• WHAT IS REQUIRED:
An exact copy of every record is needed.

• THE RECORDS:
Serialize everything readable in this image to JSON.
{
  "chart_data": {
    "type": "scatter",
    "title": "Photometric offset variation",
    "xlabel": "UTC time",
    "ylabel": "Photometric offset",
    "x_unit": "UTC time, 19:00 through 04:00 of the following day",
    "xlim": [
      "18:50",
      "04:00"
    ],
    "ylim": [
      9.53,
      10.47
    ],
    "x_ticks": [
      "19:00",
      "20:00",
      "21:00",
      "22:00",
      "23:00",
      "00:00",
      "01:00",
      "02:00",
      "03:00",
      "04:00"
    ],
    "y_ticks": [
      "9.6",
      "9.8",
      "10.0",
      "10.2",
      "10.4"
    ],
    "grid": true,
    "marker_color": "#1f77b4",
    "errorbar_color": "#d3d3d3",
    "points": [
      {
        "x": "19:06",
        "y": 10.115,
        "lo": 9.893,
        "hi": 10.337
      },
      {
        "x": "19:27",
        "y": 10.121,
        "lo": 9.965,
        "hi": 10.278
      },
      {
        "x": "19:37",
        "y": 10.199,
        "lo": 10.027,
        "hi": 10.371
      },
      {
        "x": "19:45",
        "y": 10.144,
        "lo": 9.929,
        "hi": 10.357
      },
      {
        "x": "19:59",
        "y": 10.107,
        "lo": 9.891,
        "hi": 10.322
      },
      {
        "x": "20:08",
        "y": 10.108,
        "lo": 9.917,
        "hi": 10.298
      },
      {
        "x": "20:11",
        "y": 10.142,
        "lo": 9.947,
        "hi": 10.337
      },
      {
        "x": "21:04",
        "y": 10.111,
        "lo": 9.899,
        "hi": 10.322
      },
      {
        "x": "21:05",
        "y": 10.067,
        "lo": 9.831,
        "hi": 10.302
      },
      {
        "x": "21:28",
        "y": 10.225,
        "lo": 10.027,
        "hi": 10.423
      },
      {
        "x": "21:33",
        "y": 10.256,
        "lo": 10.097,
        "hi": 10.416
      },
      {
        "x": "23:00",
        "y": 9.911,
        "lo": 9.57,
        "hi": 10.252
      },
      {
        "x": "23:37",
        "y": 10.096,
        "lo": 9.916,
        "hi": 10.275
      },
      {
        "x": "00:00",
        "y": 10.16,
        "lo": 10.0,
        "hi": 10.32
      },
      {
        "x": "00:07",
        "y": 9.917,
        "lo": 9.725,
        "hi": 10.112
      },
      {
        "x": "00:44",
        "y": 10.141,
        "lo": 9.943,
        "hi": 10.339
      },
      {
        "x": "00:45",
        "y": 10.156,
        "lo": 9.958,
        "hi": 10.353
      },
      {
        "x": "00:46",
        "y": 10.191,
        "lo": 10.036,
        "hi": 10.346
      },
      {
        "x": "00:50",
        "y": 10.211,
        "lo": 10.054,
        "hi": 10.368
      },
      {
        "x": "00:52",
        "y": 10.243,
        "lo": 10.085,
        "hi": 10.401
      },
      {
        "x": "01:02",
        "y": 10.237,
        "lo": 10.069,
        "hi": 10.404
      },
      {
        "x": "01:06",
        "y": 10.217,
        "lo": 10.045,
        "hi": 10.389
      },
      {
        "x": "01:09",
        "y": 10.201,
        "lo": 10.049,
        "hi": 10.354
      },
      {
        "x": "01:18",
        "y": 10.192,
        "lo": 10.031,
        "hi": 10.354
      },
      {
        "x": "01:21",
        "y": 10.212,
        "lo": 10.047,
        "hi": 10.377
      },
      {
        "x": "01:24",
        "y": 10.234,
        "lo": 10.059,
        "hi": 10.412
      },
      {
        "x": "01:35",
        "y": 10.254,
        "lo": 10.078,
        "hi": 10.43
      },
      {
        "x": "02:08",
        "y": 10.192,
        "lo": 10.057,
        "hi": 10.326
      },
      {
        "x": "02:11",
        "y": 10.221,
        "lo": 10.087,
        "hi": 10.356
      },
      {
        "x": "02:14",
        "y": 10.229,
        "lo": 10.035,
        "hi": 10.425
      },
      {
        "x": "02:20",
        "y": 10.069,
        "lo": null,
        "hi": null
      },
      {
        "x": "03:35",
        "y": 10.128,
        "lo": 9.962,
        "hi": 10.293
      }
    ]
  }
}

• COMPLETED TASK:
Serialize everything readable in this image to JSON.
{
  "chart_data": {
    "type": "scatter",
    "title": "Photometric offset variation",
    "xlabel": "UTC time",
    "ylabel": "Photometric offset",
    "x_unit": "UTC time, 19:00 through 04:00 of the following day",
    "xlim": [
      "18:50",
      "04:00"
    ],
    "ylim": [
      9.53,
      10.47
    ],
    "x_ticks": [
      "19:00",
      "20:00",
      "21:00",
      "22:00",
      "23:00",
      "00:00",
      "01:00",
      "02:00",
      "03:00",
      "04:00"
    ],
    "y_ticks": [
      "9.6",
      "9.8",
      "10.0",
      "10.2",
      "10.4"
    ],
    "grid": true,
    "marker_color": "#1f77b4",
    "errorbar_color": "#d3d3d3",
    "points": [
      {
        "x": "19:06",
        "y": 10.115,
        "lo": 9.893,
        "hi": 10.337
      },
      {
        "x": "19:27",
        "y": 10.121,
        "lo": 9.965,
        "hi": 10.278
      },
      {
        "x": "19:37",
        "y": 10.199,
        "lo": 10.027,
        "hi": 10.371
      },
      {
        "x": "19:45",
        "y": 10.144,
        "lo": 9.929,
        "hi": 10.357
      },
      {
        "x": "19:59",
        "y": 10.107,
        "lo": 9.891,
        "hi": 10.322
      },
      {
        "x": "20:08",
        "y": 10.108,
        "lo": 9.917,
        "hi": 10.298
      },
      {
        "x": "20:11",
        "y": 10.142,
        "lo": 9.947,
        "hi": 10.337
      },
      {
        "x": "21:04",
        "y": 10.111,
        "lo": 9.899,
        "hi": 10.322
      },
      {
        "x": "21:05",
        "y": 10.067,
        "lo": 9.831,
        "hi": 10.302
      },
      {
        "x": "21:28",
        "y": 10.225,
        "lo": 10.027,
        "hi": 10.423
      },
      {
        "x": "21:33",
        "y": 10.256,
        "lo": 10.097,
        "hi": 10.416
      },
      {
        "x": "23:00",
        "y": 9.911,
        "lo": 9.57,
        "hi": 10.252
      },
      {
        "x": "23:37",
        "y": 10.096,
        "lo": 9.916,
        "hi": 10.275
      },
      {
        "x": "00:00",
        "y": 10.16,
        "lo": 10.0,
        "hi": 10.32
      },
      {
        "x": "00:07",
        "y": 9.917,
        "lo": 9.725,
        "hi": 10.112
      },
      {
        "x": "00:44",
        "y": 10.141,
        "lo": 9.943,
        "hi": 10.339
      },
      {
        "x": "00:45",
        "y": 10.156,
        "lo": 9.958,
        "hi": 10.353
      },
      {
        "x": "00:46",
        "y": 10.191,
        "lo": 10.036,
        "hi": 10.346
      },
      {
        "x": "00:50",
        "y": 10.211,
        "lo": 10.054,
        "hi": 10.368
      },
      {
        "x": "00:52",
        "y": 10.243,
        "lo": 10.085,
        "hi": 10.401
      },
      {
        "x": "01:02",
        "y": 10.237,
        "lo": 10.069,
        "hi": 10.404
      },
      {
        "x": "01:06",
        "y": 10.217,
        "lo": 10.045,
        "hi": 10.389
      },
      {
        "x": "01:09",
        "y": 10.201,
        "lo": 10.049,
        "hi": 10.354
      },
      {
        "x": "01:18",
        "y": 10.192,
        "lo": 10.031,
        "hi": 10.354
      },
      {
        "x": "01:21",
        "y": 10.212,
        "lo": 10.047,
        "hi": 10.377
      },
      {
        "x": "01:24",
        "y": 10.234,
        "lo": 10.059,
        "hi": 10.412
      },
      {
        "x": "01:35",
        "y": 10.254,
        "lo": 10.078,
        "hi": 10.43
      },
      {
        "x": "02:08",
        "y": 10.192,
        "lo": 10.057,
        "hi": 10.326
      },
      {
        "x": "02:11",
        "y": 10.221,
        "lo": 10.087,
        "hi": 10.356
      },
      {
        "x": "02:14",
        "y": 10.229,
        "lo": 10.035,
        "hi": 10.425
      },
      {
        "x": "02:20",
        "y": 10.069,
        "lo": null,
        "hi": null
      },
      {
        "x": "03:35",
        "y": 10.128,
        "lo": 9.962,
        "hi": 10.293
      }
    ]
  }
}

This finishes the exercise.